Provided material ::
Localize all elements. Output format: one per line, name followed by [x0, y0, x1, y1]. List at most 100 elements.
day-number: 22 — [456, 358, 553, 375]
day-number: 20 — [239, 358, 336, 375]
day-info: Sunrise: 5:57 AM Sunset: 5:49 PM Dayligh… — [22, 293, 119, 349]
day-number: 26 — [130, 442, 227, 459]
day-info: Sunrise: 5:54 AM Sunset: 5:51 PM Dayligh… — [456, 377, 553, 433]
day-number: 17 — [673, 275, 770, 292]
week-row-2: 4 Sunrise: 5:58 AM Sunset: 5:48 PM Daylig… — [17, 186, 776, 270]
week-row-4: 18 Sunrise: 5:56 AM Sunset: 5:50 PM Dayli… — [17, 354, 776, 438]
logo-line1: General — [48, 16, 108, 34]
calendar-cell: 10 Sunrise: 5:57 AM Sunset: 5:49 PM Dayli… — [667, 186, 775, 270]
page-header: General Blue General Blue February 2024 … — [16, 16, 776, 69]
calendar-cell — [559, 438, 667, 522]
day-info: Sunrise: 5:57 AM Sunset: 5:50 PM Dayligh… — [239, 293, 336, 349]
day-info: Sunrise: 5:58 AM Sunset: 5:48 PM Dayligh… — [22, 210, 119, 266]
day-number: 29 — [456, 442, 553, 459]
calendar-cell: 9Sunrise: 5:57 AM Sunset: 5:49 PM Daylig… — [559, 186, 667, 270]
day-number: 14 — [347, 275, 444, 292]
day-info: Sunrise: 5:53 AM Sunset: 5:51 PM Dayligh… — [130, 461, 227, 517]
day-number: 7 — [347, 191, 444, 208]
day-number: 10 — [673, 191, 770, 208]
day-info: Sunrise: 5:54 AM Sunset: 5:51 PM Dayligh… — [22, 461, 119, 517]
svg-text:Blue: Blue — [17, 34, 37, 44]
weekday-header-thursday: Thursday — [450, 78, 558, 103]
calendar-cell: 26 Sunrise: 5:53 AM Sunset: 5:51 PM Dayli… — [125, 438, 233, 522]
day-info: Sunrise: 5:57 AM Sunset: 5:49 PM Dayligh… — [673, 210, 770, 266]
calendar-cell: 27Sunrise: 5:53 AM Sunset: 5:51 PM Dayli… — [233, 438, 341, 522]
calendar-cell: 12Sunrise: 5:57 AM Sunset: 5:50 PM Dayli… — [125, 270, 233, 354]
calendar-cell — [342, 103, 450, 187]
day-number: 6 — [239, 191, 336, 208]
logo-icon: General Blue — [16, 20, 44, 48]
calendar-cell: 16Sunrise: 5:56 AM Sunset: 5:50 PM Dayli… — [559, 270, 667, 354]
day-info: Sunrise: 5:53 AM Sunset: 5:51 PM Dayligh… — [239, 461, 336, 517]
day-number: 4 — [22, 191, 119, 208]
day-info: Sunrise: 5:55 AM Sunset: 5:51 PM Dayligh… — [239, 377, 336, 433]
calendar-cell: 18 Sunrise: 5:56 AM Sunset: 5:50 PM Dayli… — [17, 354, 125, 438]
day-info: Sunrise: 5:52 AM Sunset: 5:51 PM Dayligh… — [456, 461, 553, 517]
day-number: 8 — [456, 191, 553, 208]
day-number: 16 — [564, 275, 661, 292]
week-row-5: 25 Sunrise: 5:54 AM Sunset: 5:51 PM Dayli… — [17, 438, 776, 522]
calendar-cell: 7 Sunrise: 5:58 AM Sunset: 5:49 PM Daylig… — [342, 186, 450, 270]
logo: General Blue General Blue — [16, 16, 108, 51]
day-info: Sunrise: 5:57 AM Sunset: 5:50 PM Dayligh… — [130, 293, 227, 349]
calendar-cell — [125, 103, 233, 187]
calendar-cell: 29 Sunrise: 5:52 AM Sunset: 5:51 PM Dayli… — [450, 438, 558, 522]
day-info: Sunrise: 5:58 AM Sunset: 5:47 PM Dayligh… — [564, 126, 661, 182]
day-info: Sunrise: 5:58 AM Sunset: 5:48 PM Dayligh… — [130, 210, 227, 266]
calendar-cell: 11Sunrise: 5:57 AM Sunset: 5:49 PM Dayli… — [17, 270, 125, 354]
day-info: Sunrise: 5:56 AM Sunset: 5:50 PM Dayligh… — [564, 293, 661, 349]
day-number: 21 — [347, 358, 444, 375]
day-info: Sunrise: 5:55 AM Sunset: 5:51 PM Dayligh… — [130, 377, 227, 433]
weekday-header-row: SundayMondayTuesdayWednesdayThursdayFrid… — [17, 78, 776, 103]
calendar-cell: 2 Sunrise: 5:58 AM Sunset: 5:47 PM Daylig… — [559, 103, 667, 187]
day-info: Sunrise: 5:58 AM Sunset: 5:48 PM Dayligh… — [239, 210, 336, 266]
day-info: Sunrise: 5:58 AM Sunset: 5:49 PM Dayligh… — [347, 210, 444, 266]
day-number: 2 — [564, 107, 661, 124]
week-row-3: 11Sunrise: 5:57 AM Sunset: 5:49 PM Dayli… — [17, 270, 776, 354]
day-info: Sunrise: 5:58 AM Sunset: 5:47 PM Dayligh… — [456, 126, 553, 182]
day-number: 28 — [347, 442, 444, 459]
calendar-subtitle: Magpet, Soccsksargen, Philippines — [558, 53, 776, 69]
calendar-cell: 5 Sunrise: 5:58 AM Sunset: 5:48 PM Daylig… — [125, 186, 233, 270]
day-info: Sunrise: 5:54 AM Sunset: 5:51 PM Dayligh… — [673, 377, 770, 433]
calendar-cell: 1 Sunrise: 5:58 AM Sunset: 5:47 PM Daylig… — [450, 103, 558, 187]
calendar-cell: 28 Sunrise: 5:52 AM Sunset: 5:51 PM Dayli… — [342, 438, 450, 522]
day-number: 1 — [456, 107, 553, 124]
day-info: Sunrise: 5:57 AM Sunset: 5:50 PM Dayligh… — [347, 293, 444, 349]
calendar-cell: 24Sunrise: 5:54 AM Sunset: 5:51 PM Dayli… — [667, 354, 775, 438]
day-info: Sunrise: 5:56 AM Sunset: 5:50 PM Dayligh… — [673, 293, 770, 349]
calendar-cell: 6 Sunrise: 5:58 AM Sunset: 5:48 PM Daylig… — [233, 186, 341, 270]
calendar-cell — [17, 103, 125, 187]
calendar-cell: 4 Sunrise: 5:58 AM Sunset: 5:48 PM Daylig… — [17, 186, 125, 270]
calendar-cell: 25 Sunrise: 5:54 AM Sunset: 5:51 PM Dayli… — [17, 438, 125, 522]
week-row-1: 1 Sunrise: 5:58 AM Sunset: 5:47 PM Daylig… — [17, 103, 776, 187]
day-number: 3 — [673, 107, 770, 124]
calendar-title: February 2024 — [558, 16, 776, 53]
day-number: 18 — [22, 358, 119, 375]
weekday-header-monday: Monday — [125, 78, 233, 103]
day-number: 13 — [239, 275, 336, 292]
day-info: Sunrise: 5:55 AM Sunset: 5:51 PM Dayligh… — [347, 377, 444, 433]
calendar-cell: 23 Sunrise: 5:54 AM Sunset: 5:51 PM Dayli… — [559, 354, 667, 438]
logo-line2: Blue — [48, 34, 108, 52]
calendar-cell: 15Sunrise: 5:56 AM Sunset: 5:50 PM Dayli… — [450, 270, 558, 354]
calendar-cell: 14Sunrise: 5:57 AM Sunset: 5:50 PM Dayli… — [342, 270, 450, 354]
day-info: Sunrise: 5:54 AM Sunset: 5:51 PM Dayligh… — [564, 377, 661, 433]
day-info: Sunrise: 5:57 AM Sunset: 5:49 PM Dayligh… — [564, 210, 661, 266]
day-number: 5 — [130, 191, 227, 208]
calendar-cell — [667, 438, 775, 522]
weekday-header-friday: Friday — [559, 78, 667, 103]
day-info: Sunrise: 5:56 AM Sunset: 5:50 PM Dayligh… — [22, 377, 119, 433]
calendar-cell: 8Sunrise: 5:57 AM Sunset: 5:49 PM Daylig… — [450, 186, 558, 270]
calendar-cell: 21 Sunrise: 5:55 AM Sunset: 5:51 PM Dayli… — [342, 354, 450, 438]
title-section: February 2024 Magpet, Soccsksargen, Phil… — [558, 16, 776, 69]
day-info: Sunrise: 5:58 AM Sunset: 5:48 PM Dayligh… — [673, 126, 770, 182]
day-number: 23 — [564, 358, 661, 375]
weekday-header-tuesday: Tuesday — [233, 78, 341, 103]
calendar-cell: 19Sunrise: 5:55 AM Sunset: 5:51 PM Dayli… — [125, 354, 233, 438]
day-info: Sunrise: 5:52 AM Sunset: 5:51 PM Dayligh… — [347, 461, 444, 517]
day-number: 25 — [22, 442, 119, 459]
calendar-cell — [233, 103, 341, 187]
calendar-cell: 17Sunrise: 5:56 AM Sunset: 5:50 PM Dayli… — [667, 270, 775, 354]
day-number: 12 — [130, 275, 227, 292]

Given task :: Reproduce verbatim everything from the very beginning of the items down to the line containing "week-row-2: 4 Sunrise: 5:58", including that line.

Completed exercise ::
Localize all elements. Output format: one per line, name followed by [x0, y0, x1, y1]. List at most 100 elements.
day-number: 22 — [456, 358, 553, 375]
day-number: 20 — [239, 358, 336, 375]
day-info: Sunrise: 5:57 AM Sunset: 5:49 PM Dayligh… — [22, 293, 119, 349]
day-number: 26 — [130, 442, 227, 459]
day-info: Sunrise: 5:54 AM Sunset: 5:51 PM Dayligh… — [456, 377, 553, 433]
day-number: 17 — [673, 275, 770, 292]
week-row-2: 4 Sunrise: 5:58 AM Sunset: 5:48 PM Daylig… — [17, 186, 776, 270]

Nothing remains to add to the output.